WRITTEN TASKS:
**a.** In the clustering excerpt, what distance measure does K-modes use?
**b.** Translate this sentence from the clustering excerpt into Spanish: "K-modes is designed specifically for categorical data."

EXCERPT:
begin

In the SSE (Sum of Squared Errors) graph, the ideal number of clusters can be determined by the elbow method. The SSE decreases sharply from k = 2 to k = 4, indicating that dividing the data into more clusters significantly reduces the error. From k = 4 onward, the decrease in SSE begins to slow down, meaning that adding extra clusters does not provide such a substantial improvement in the fit. Therefore, based on the trade-off between the number of clusters and inertia, k = 4 appears to be the ideal number of clusters. This is because it is the point where increasing the number of clusters stops providing significant improvements in compression (or reduction of SSE), balancing model simplicity and explained variability.

### 1 c)

K-modes is designed specifically for categorical data. It uses Hamming distance and can handle the mode (most frequent category) in place of the mean. K-means works well with numerical data since it minimizes the sum of squared distances (Euclidean distance). Having this in mind, K-modes could be a better approach than traditional k-means since the majority of the feautures are categorical features. 

### Exercício 2

### 2 a) 

In [None]:
import pandas as pd
from sklearn.preprocessing import StandardScaler
from sklearn.decomposition import PCA

# Carregar o dataset
file_path = 'accounts.csv'
data = pd.read_csv(file_path)

# Criar variáveis dummies (variáveis categóricas para numéricas)
df_dummies = pd.get_dummies(data.iloc[:, :8], drop_first=True)

# Remover duplicados e valores nulos
df_dummies.drop_duplicates(inplace=True)

end

GIVEN INFORMATION:
begin

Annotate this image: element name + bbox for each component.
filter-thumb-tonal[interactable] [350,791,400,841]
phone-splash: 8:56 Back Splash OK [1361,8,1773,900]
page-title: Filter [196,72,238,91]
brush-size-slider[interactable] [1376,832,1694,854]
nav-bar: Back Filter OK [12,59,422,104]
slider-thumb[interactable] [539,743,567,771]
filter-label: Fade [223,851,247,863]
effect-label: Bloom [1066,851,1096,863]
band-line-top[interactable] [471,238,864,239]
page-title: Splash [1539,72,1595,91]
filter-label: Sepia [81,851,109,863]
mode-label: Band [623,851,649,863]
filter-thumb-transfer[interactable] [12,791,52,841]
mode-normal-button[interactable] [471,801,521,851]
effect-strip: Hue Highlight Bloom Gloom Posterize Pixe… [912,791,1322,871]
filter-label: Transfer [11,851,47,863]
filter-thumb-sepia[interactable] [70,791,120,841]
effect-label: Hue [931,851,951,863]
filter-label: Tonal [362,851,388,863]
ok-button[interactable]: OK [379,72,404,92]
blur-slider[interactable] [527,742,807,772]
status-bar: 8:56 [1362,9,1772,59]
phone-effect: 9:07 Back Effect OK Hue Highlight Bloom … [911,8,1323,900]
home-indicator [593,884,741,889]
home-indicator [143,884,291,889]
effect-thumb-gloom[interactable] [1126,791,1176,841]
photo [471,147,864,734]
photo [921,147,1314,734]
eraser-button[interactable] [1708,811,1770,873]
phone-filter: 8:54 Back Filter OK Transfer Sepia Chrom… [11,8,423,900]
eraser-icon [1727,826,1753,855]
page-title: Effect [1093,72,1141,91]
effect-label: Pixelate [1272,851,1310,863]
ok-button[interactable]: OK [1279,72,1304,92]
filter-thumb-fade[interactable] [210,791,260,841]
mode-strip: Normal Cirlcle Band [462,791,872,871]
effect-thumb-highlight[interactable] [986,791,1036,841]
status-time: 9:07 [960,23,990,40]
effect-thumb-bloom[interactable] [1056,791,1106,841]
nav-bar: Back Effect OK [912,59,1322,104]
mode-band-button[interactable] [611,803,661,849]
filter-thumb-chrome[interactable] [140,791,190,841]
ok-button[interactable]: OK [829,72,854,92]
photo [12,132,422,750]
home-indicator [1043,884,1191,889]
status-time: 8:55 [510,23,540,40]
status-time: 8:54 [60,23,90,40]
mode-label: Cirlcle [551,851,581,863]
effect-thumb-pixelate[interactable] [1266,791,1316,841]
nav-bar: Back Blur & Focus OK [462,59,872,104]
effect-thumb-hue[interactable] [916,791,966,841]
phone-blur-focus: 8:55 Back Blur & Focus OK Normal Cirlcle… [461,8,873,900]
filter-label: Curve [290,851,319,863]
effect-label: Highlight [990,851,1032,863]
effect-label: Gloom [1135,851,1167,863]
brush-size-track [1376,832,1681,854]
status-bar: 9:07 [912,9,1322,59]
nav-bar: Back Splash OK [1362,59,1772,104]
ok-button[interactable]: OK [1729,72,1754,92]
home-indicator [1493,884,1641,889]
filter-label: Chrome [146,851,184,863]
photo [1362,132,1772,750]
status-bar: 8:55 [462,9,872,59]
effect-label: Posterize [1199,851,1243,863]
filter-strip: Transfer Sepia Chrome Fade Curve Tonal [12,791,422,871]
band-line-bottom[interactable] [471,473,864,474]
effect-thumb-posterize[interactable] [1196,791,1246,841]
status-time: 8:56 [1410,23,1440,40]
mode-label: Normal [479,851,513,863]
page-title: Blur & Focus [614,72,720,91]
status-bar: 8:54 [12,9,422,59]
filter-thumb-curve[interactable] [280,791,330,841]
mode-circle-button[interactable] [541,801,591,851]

end

EXPECTED ANSWERS:
**a.** Hamming distance.

**b.** K-modes está diseñado específicamente para datos categóricos.